Return each line holding the string "this".

Provided entries:
>> Begin

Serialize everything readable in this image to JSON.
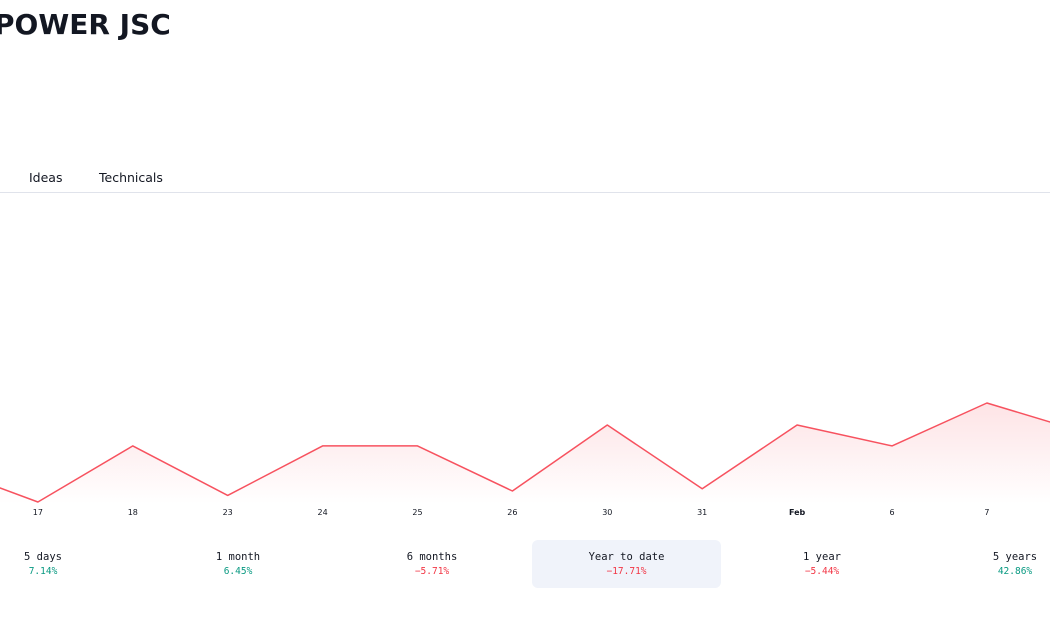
{
  "header": {
    "title": "POWER JSC"
  },
  "tabs": [
    {
      "label": "Ideas"
    },
    {
      "label": "Technicals"
    }
  ],
  "chart_data": {
    "type": "area",
    "x": [
      "",
      "17",
      "18",
      "23",
      "24",
      "25",
      "26",
      "30",
      "31",
      "Feb",
      "6",
      "7",
      ""
    ],
    "tick_labels": [
      "17",
      "18",
      "23",
      "24",
      "25",
      "26",
      "30",
      "31",
      "Feb",
      "6",
      "7"
    ],
    "series": [
      {
        "values": [
          1.6,
          0,
          2.55,
          0.3,
          2.55,
          2.55,
          0.5,
          3.5,
          0.6,
          3.5,
          2.55,
          4.5,
          3.2
        ]
      }
    ],
    "line_color": "#f7525f",
    "fill_color": "#fde3e5"
  },
  "periods": [
    {
      "label": "5 days",
      "change": "7.14%",
      "direction": "up",
      "active": false
    },
    {
      "label": "1 month",
      "change": "6.45%",
      "direction": "up",
      "active": false
    },
    {
      "label": "6 months",
      "change": "−5.71%",
      "direction": "down",
      "active": false
    },
    {
      "label": "Year to date",
      "change": "−17.71%",
      "direction": "down",
      "active": true
    },
    {
      "label": "1 year",
      "change": "−5.44%",
      "direction": "down",
      "active": false
    },
    {
      "label": "5 years",
      "change": "42.86%",
      "direction": "up",
      "active": false
    }
  ],
  "colors": {
    "positive": "#089981",
    "negative": "#f23645",
    "active_bg": "#f0f3fa",
    "divider": "#e0e3eb"
  }
}
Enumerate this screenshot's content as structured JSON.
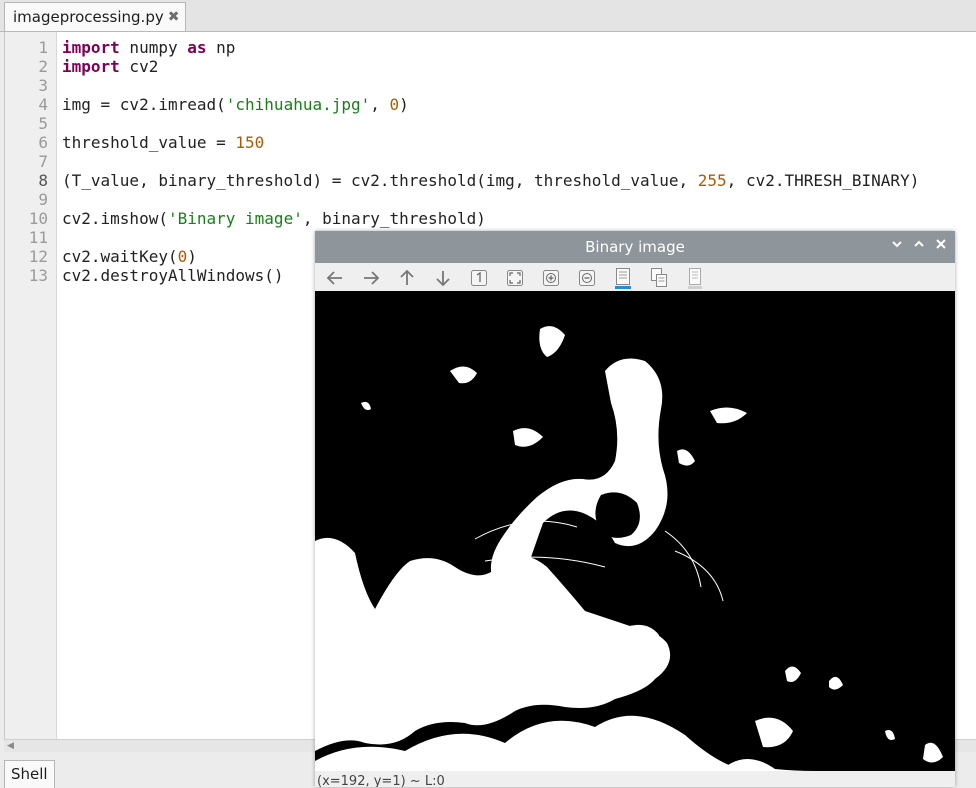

>> End

Finished answer:
Serialize everything readable in this image to JSON.
Enumerate this screenshot's content as structured JSON.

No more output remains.